• [To be done] Read through the entries below and return each line with the word "Relevency".

— BEGIN Provided records —

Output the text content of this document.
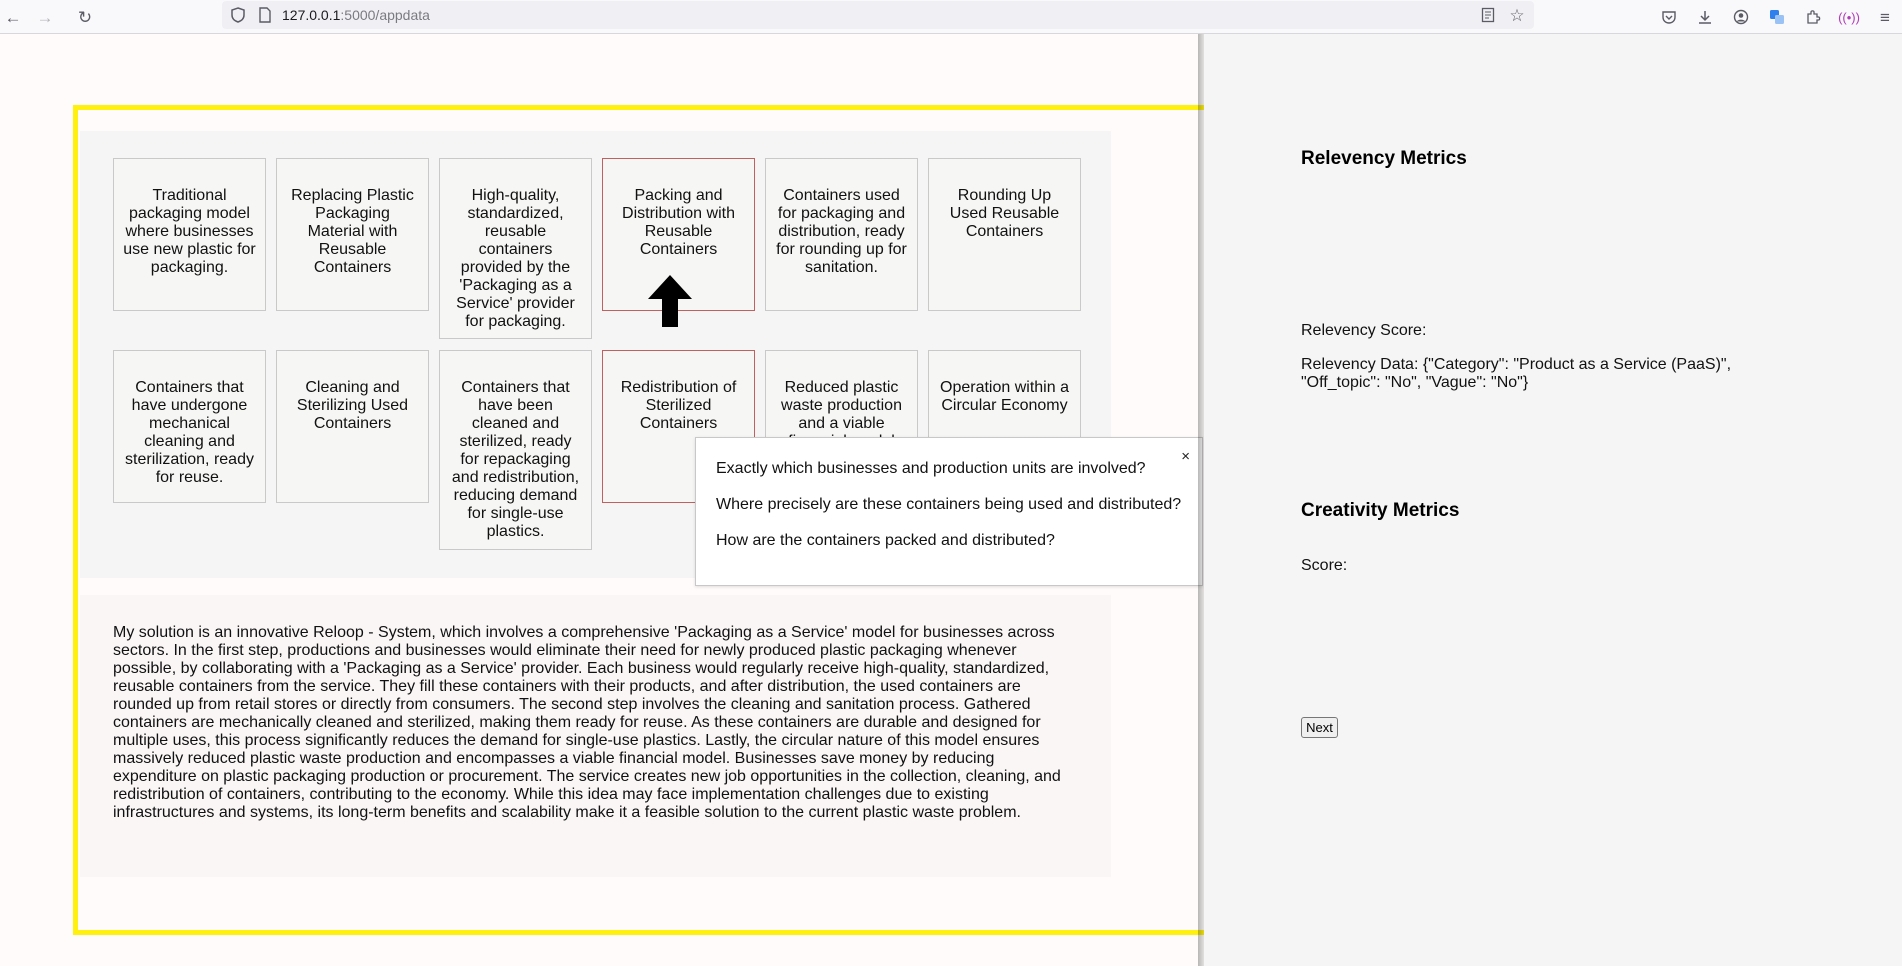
← →	↻	☆
127.0.0.1:5000/appdata	((•))	≡
Traditional packaging model where businesses use new plastic for packaging.
Replacing Plastic Packaging Material with Reusable Containers
High-quality, standardized, reusable containers provided by the 'Packaging as a Service' provider for packaging.
Packing and Distribution with Reusable Containers
Containers used for packaging and distribution, ready for rounding up for sanitation.
Rounding Up Used Reusable Containers
Containers that have undergone mechanical cleaning and sterilization, ready for reuse.
Cleaning and Sterilizing Used Containers
Containers that have been cleaned and sterilized, ready for repackaging and redistribution, reducing demand for single-use plastics.
Redistribution of Sterilized Containers
Reduced plastic waste production and a viable
Operation within a Circular Economy
My solution is an innovative Reloop - System, which involves a comprehensive 'Packaging as a Service' model for businesses across sectors. In the first step, productions and businesses would eliminate their need for newly produced plastic packaging whenever possible, by collaborating with a 'Packaging as a Service' provider. Each business would regularly receive high-quality, standardized, reusable containers from the service. They fill these containers with their products, and after distribution, the used containers are rounded up from retail stores or directly from consumers. The second step involves the cleaning and sanitation process. Gathered containers are mechanically cleaned and sterilized, making them ready for reuse. As these containers are durable and designed for multiple uses, this process significantly reduces the demand for single-use plastics. Lastly, the circular nature of this model ensures massively reduced plastic waste production and encompasses a viable financial model. Businesses save money by reducing expenditure on plastic packaging production or procurement. The service creates new job opportunities in the collection, cleaning, and redistribution of containers, contributing to the economy. While this idea may face implementation challenges due to existing infrastructures and systems, its long-term benefits and scalability make it a feasible solution to the current plastic waste problem.
×
Exactly which businesses and production units are involved?
Where precisely are these containers being used and distributed?
How are the containers packed and distributed?
Relevency Metrics
Relevency Score:
Relevency Data: {"Category": "Product as a Service (PaaS)", "Off_topic": "No", "Vague": "No"}
Creativity Metrics
Score:
Next
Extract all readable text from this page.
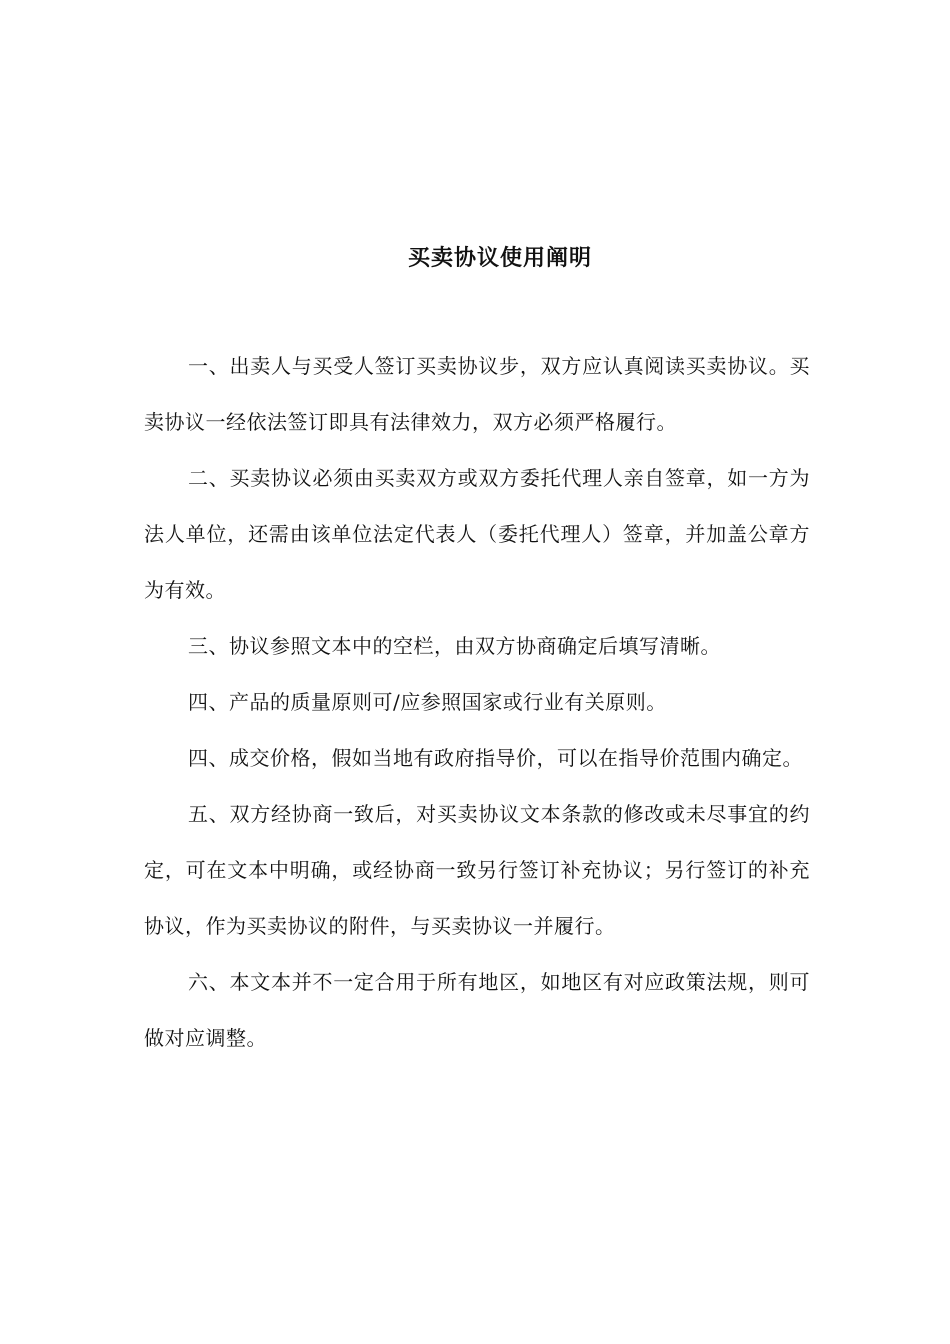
买卖协议使用阐明

一、出卖人与买受人签订买卖协议步，双方应认真阅读买卖协议。买卖协议一经依法签订即具有法律效力，双方必须严格履行。

二、买卖协议必须由买卖双方或双方委托代理人亲自签章，如一方为法人单位，还需由该单位法定代表人（委托代理人）签章，并加盖公章方为有效。

三、协议参照文本中的空栏，由双方协商确定后填写清晰。

四、产品的质量原则可/应参照国家或行业有关原则。

四、成交价格，假如当地有政府指导价，可以在指导价范围内确定。

五、双方经协商一致后，对买卖协议文本条款的修改或未尽事宜的约定，可在文本中明确，或经协商一致另行签订补充协议；另行签订的补充协议，作为买卖协议的附件，与买卖协议一并履行。

六、本文本并不一定合用于所有地区，如地区有对应政策法规，则可做对应调整。
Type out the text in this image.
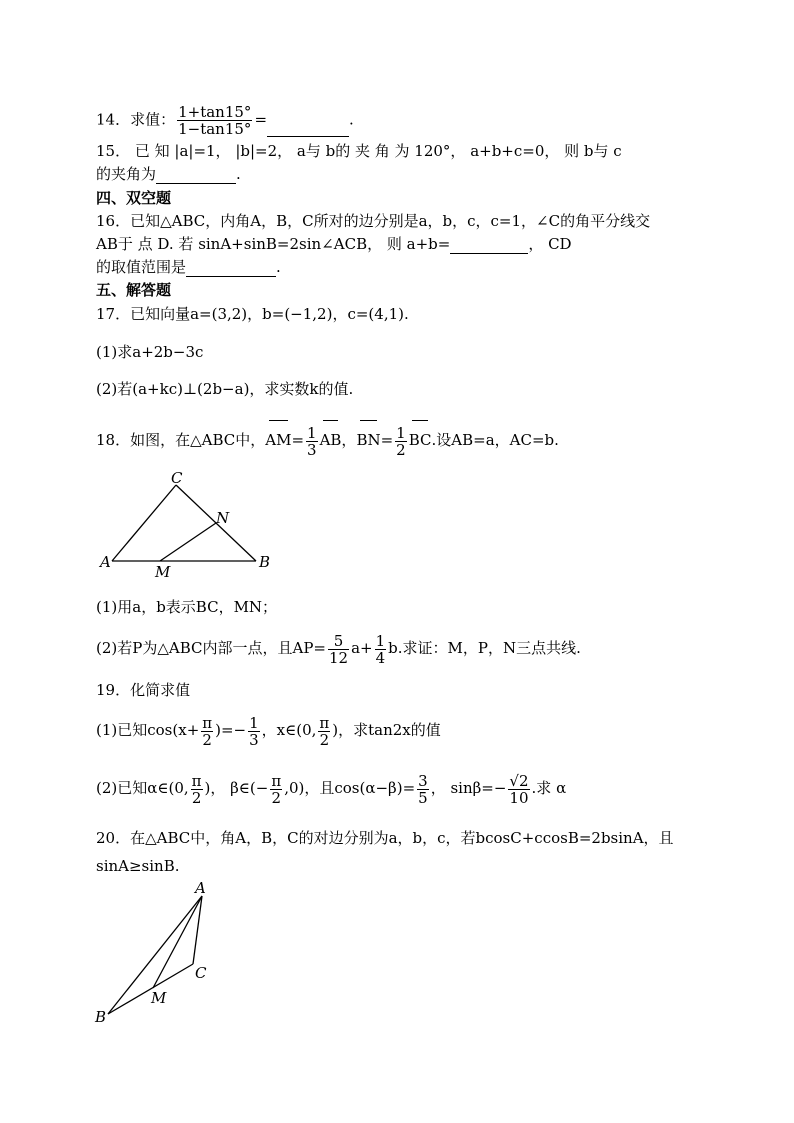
14．求值： $\frac{1+\tan 15^\circ}{1-\tan 15^\circ}$ =	.
15． 已 知 |a|=1， |b|=2， a与 b的 夹 角 为 120°， a+b+c=0， 则 b与 c
的夹角为	.
四、双空题
16．已知△ABC，内角A，B，C所对的边分别是a，b，c，c=1，∠C的角平分线交
AB于 点 D. 若 sinA+sinB=2sin∠ACB， 则 a+b=	， CD
的取值范围是	.
五、解答题
17．已知向量a=(3,2)，b=(−1,2)，c=(4,1).
(1)求a+2b−3c
(2)若(a+kc)⊥(2b−a)，求实数k的值.
18．如图，在△ABC中，$AM= \frac{1}{3}$ AB，$BN= \frac{1}{2}$ BC.设AB=a，AC=b.
C
N
A
M
B
(1)用a，b表示BC，MN；
(2)若P为△ABC内部一点，且$AP= \frac{5}{12} a+ \frac{1}{4} b$.求证：M，P，N三点共线.
19．化简求值
(1)已知$\cos(x+ \frac{\pi}{2}$ )=− $\frac{1}{3}$ ，x∈(0, $\frac{\pi}{2}$ )，求tan2x的值
(2)已知α∈(0, $\frac{\pi}{2}$ )， β∈(− $\frac{\pi}{2} ,0$)，且$\cos(\alpha-\beta)= \frac{3}{5}$ ， $\sin\beta=- \frac{√2}{10}$ .求 α
20．在△ABC中，角A，B，C的对边分别为a，b，c，若bcosC+ccosB=2bsinA，且
sinA≥sinB.
A
C
M
B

— END Provided records —

• [Problem solution]
Relevency Metrics
Relevency Score:
Relevency Data: {"Category": "Product as a Service (PaaS)", "Off_topic": "No", "Vague": "No"}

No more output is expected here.